• **What to work on**
Select every line containing the word "chevron" from the material, and copy those lines.

• **Records shown**
::::::::

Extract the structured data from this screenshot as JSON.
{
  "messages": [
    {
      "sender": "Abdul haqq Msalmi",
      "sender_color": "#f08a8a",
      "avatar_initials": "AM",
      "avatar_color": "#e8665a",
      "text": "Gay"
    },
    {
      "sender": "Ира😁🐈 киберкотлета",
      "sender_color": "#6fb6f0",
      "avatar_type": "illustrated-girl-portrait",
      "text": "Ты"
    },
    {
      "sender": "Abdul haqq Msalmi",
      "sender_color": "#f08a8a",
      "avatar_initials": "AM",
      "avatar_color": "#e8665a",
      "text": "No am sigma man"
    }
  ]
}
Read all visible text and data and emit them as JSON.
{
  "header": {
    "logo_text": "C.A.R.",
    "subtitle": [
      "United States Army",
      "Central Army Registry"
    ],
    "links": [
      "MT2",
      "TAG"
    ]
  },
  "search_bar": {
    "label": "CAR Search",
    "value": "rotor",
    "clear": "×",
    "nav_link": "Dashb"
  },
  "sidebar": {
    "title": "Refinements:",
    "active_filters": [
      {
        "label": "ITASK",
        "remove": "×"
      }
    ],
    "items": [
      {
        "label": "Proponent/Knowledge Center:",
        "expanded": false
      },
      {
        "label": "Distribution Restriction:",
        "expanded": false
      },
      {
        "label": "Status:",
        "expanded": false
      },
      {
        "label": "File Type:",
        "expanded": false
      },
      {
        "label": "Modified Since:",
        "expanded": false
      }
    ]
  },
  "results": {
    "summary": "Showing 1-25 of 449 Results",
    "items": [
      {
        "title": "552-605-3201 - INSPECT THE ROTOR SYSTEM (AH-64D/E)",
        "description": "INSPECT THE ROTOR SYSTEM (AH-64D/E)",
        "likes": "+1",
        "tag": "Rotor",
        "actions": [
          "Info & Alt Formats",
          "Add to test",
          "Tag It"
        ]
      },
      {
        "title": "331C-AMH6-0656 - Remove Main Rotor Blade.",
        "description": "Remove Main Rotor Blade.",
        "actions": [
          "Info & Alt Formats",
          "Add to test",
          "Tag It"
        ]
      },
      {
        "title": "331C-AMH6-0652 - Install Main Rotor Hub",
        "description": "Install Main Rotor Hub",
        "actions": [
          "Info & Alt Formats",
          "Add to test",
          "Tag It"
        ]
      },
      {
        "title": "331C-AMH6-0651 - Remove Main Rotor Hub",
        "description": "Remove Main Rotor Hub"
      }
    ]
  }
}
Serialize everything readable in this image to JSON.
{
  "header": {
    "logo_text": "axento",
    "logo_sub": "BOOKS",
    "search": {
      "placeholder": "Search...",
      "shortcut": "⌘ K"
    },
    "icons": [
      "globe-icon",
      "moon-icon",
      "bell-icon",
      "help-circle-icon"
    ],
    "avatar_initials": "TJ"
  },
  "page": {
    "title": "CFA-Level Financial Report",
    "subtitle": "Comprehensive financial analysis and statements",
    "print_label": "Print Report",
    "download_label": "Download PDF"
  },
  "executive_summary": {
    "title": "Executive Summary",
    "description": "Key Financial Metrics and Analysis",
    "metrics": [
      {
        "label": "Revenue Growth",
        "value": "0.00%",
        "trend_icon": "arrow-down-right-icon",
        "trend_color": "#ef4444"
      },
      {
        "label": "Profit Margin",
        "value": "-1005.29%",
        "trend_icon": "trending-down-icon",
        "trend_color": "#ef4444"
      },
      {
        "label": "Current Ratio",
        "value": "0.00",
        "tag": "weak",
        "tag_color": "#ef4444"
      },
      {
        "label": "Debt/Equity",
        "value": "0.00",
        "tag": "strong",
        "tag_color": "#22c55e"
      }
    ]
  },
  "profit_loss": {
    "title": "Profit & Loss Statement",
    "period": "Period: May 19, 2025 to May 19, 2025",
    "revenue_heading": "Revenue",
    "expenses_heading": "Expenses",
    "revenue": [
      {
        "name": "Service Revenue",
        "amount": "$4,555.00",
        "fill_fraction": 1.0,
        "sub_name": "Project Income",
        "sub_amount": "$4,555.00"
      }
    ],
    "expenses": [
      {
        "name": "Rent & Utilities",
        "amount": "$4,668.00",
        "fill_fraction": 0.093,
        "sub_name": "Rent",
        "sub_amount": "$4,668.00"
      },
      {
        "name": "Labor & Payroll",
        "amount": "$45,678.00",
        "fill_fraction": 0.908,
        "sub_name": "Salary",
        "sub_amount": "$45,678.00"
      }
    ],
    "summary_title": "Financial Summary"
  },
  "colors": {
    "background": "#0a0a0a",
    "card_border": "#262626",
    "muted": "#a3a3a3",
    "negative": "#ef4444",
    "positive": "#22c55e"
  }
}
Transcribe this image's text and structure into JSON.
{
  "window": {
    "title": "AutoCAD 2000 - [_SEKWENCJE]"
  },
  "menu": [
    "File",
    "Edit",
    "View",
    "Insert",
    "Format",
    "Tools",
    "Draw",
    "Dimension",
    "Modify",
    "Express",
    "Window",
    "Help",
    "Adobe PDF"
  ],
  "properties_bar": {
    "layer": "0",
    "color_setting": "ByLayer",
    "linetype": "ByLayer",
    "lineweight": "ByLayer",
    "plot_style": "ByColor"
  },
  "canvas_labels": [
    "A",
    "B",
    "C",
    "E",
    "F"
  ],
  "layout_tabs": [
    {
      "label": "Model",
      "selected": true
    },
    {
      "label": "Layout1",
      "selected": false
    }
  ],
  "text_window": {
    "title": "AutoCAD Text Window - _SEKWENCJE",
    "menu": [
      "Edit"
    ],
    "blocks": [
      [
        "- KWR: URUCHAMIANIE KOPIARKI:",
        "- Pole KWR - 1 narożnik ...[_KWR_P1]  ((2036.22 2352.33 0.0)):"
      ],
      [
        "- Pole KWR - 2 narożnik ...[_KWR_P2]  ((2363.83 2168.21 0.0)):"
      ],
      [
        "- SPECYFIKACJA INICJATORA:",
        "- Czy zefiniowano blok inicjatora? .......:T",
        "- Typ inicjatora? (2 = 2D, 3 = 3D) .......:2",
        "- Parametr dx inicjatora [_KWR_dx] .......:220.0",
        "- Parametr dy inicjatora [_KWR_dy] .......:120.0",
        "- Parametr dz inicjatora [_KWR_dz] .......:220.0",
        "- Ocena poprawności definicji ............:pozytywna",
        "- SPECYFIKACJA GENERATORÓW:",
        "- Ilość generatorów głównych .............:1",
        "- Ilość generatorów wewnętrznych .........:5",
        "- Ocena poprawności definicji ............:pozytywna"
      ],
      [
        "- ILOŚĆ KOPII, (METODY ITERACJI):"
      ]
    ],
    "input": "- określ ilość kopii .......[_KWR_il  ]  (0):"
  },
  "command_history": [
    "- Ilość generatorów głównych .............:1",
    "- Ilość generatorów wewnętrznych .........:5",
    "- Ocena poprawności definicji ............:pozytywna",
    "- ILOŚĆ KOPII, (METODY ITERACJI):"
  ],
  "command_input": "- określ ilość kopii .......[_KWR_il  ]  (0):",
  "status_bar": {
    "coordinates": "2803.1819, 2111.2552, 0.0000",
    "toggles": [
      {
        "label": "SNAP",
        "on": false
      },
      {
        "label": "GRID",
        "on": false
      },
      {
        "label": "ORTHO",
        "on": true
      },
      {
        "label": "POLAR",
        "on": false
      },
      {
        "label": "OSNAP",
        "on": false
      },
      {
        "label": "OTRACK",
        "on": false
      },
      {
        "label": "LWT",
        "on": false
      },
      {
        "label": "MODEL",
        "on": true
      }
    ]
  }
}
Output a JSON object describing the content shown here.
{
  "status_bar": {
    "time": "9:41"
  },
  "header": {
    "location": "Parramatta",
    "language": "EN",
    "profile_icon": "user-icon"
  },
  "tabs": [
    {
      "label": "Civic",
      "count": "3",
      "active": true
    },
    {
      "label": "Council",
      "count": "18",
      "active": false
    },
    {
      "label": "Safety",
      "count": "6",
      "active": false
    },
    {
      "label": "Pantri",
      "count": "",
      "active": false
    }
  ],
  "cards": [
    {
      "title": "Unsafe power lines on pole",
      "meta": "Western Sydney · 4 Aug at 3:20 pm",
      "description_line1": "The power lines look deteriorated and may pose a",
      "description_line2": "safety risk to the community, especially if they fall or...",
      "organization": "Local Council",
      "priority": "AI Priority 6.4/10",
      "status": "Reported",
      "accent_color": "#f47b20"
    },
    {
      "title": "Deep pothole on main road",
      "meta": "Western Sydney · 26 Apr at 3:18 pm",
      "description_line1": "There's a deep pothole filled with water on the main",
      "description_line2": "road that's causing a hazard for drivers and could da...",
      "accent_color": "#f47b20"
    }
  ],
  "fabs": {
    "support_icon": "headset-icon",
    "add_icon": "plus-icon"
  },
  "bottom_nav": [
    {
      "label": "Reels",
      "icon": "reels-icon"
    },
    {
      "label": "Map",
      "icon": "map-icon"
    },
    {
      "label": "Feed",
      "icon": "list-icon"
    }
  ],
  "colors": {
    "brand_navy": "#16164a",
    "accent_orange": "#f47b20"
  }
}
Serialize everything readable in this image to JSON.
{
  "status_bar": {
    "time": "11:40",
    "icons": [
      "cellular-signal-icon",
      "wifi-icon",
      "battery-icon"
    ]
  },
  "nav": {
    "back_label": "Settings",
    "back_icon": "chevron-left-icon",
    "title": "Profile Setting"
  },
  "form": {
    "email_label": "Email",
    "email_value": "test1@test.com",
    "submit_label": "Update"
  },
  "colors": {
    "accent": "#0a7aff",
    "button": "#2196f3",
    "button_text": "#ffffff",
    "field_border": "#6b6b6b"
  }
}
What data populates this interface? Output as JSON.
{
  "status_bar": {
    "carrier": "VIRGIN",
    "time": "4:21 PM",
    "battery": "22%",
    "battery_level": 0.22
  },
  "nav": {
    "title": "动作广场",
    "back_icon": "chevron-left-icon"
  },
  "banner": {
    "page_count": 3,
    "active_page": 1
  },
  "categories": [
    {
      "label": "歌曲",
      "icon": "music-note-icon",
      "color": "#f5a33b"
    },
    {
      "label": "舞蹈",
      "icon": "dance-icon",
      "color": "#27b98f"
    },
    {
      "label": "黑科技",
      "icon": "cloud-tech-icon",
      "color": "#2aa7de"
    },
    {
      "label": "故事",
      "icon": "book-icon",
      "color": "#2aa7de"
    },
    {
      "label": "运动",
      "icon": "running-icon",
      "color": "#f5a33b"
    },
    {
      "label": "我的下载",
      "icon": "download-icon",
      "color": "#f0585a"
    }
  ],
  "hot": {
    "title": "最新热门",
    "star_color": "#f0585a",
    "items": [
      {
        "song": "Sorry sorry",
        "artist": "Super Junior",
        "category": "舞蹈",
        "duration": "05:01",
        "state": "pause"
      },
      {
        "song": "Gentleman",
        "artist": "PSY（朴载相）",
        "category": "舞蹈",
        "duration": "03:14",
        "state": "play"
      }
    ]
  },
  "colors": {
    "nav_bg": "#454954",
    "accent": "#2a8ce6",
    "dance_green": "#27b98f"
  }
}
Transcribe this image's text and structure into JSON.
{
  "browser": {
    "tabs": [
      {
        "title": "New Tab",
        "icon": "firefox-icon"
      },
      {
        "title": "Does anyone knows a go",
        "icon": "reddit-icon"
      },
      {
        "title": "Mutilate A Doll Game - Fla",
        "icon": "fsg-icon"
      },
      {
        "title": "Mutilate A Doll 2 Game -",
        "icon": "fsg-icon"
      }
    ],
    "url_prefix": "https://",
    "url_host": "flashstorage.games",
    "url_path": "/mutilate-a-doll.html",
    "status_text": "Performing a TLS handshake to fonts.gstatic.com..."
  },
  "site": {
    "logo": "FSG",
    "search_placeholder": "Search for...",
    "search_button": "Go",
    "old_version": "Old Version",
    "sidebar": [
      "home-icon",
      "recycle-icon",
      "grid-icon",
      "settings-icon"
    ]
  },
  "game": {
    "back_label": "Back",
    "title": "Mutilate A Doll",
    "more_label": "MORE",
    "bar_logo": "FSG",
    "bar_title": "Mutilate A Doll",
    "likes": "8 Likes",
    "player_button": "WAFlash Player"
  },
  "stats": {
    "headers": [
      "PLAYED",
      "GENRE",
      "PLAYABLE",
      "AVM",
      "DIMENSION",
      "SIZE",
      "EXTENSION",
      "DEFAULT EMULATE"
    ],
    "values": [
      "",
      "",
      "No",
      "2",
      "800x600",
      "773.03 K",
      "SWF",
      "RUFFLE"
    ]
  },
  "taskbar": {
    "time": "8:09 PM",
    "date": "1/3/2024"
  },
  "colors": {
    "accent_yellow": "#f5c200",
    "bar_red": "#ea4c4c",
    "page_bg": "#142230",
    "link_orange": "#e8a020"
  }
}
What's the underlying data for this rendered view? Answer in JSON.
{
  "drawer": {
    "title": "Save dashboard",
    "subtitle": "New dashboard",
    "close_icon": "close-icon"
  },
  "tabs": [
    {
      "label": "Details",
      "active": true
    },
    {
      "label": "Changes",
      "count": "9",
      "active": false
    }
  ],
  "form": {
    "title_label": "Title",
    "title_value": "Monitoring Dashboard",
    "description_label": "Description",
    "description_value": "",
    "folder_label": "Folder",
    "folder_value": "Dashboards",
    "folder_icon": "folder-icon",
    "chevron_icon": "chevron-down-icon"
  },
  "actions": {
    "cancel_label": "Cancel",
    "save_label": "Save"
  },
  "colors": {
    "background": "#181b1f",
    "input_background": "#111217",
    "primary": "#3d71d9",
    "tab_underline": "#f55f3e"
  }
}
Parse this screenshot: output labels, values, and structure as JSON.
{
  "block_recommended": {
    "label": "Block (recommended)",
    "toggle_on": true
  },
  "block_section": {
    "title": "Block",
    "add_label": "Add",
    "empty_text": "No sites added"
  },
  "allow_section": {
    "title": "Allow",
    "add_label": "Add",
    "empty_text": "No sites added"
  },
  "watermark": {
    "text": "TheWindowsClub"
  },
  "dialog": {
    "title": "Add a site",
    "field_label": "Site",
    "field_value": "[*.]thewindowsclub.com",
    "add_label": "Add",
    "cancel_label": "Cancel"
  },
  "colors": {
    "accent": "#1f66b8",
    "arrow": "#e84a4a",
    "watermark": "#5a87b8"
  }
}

::::::::

• **Exercise result**
    "back_icon": "chevron-left-icon",
    "back_icon": "chevron-left-icon"
    "chevron_icon": "chevron-down-icon"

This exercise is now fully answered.